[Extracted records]

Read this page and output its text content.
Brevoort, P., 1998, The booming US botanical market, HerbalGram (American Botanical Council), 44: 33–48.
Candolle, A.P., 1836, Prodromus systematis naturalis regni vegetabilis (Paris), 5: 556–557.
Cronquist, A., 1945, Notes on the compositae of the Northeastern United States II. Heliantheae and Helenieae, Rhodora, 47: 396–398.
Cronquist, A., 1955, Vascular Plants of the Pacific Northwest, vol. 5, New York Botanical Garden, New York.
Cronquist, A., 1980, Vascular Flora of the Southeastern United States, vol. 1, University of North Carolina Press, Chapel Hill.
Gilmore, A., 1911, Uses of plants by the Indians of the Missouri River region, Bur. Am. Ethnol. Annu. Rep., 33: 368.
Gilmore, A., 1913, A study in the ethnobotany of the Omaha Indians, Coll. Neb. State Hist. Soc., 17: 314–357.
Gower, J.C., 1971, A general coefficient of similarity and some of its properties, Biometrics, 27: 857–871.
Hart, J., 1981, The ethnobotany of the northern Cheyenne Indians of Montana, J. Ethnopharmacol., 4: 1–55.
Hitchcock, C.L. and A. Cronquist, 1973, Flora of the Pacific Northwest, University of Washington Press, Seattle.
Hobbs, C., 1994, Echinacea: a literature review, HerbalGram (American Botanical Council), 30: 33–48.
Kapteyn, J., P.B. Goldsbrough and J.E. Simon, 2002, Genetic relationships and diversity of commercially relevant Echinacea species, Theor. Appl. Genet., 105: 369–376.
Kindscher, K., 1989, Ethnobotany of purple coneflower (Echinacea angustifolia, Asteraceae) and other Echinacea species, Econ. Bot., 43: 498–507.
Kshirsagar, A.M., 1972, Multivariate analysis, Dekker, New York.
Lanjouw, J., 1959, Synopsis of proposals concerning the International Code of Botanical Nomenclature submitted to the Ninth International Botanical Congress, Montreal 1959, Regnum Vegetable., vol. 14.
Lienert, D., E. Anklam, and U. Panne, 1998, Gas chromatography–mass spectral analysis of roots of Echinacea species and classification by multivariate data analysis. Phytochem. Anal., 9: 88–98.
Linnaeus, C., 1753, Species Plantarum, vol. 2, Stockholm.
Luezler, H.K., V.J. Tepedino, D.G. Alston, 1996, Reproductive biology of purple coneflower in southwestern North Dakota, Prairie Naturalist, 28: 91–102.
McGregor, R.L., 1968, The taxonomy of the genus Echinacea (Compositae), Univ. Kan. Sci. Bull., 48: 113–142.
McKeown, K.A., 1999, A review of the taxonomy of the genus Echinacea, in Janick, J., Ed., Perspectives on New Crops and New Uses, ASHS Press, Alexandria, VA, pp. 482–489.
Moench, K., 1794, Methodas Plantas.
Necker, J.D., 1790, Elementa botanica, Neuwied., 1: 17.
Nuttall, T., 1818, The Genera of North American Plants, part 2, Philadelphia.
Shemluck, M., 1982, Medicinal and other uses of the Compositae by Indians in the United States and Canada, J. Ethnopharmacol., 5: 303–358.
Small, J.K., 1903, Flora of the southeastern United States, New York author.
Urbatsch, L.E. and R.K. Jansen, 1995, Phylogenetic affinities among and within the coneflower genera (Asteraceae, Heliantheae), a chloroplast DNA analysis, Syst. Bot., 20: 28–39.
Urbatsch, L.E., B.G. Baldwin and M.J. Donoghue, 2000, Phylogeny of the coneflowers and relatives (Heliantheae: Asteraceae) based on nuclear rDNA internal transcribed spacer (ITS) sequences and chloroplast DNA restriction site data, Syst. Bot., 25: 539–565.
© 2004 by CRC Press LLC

» **Exercise objective**:
Return all the data above once more, precisely as given.

» **Written solution**:
Read this page and output its text content.
Brevoort, P., 1998, The booming US botanical market, HerbalGram (American Botanical Council), 44: 33–48.
Candolle, A.P., 1836, Prodromus systematis naturalis regni vegetabilis (Paris), 5: 556–557.
Cronquist, A., 1945, Notes on the compositae of the Northeastern United States II. Heliantheae and Helenieae, Rhodora, 47: 396–398.
Cronquist, A., 1955, Vascular Plants of the Pacific Northwest, vol. 5, New York Botanical Garden, New York.
Cronquist, A., 1980, Vascular Flora of the Southeastern United States, vol. 1, University of North Carolina Press, Chapel Hill.
Gilmore, A., 1911, Uses of plants by the Indians of the Missouri River region, Bur. Am. Ethnol. Annu. Rep., 33: 368.
Gilmore, A., 1913, A study in the ethnobotany of the Omaha Indians, Coll. Neb. State Hist. Soc., 17: 314–357.
Gower, J.C., 1971, A general coefficient of similarity and some of its properties, Biometrics, 27: 857–871.
Hart, J., 1981, The ethnobotany of the northern Cheyenne Indians of Montana, J. Ethnopharmacol., 4: 1–55.
Hitchcock, C.L. and A. Cronquist, 1973, Flora of the Pacific Northwest, University of Washington Press, Seattle.
Hobbs, C., 1994, Echinacea: a literature review, HerbalGram (American Botanical Council), 30: 33–48.
Kapteyn, J., P.B. Goldsbrough and J.E. Simon, 2002, Genetic relationships and diversity of commercially relevant Echinacea species, Theor. Appl. Genet., 105: 369–376.
Kindscher, K., 1989, Ethnobotany of purple coneflower (Echinacea angustifolia, Asteraceae) and other Echinacea species, Econ. Bot., 43: 498–507.
Kshirsagar, A.M., 1972, Multivariate analysis, Dekker, New York.
Lanjouw, J., 1959, Synopsis of proposals concerning the International Code of Botanical Nomenclature submitted to the Ninth International Botanical Congress, Montreal 1959, Regnum Vegetable., vol. 14.
Lienert, D., E. Anklam, and U. Panne, 1998, Gas chromatography–mass spectral analysis of roots of Echinacea species and classification by multivariate data analysis. Phytochem. Anal., 9: 88–98.
Linnaeus, C., 1753, Species Plantarum, vol. 2, Stockholm.
Luezler, H.K., V.J. Tepedino, D.G. Alston, 1996, Reproductive biology of purple coneflower in southwestern North Dakota, Prairie Naturalist, 28: 91–102.
McGregor, R.L., 1968, The taxonomy of the genus Echinacea (Compositae), Univ. Kan. Sci. Bull., 48: 113–142.
McKeown, K.A., 1999, A review of the taxonomy of the genus Echinacea, in Janick, J., Ed., Perspectives on New Crops and New Uses, ASHS Press, Alexandria, VA, pp. 482–489.
Moench, K., 1794, Methodas Plantas.
Necker, J.D., 1790, Elementa botanica, Neuwied., 1: 17.
Nuttall, T., 1818, The Genera of North American Plants, part 2, Philadelphia.
Shemluck, M., 1982, Medicinal and other uses of the Compositae by Indians in the United States and Canada, J. Ethnopharmacol., 5: 303–358.
Small, J.K., 1903, Flora of the southeastern United States, New York author.
Urbatsch, L.E. and R.K. Jansen, 1995, Phylogenetic affinities among and within the coneflower genera (Asteraceae, Heliantheae), a chloroplast DNA analysis, Syst. Bot., 20: 28–39.
Urbatsch, L.E., B.G. Baldwin and M.J. Donoghue, 2000, Phylogeny of the coneflowers and relatives (Heliantheae: Asteraceae) based on nuclear rDNA internal transcribed spacer (ITS) sequences and chloroplast DNA restriction site data, Syst. Bot., 25: 539–565.
© 2004 by CRC Press LLC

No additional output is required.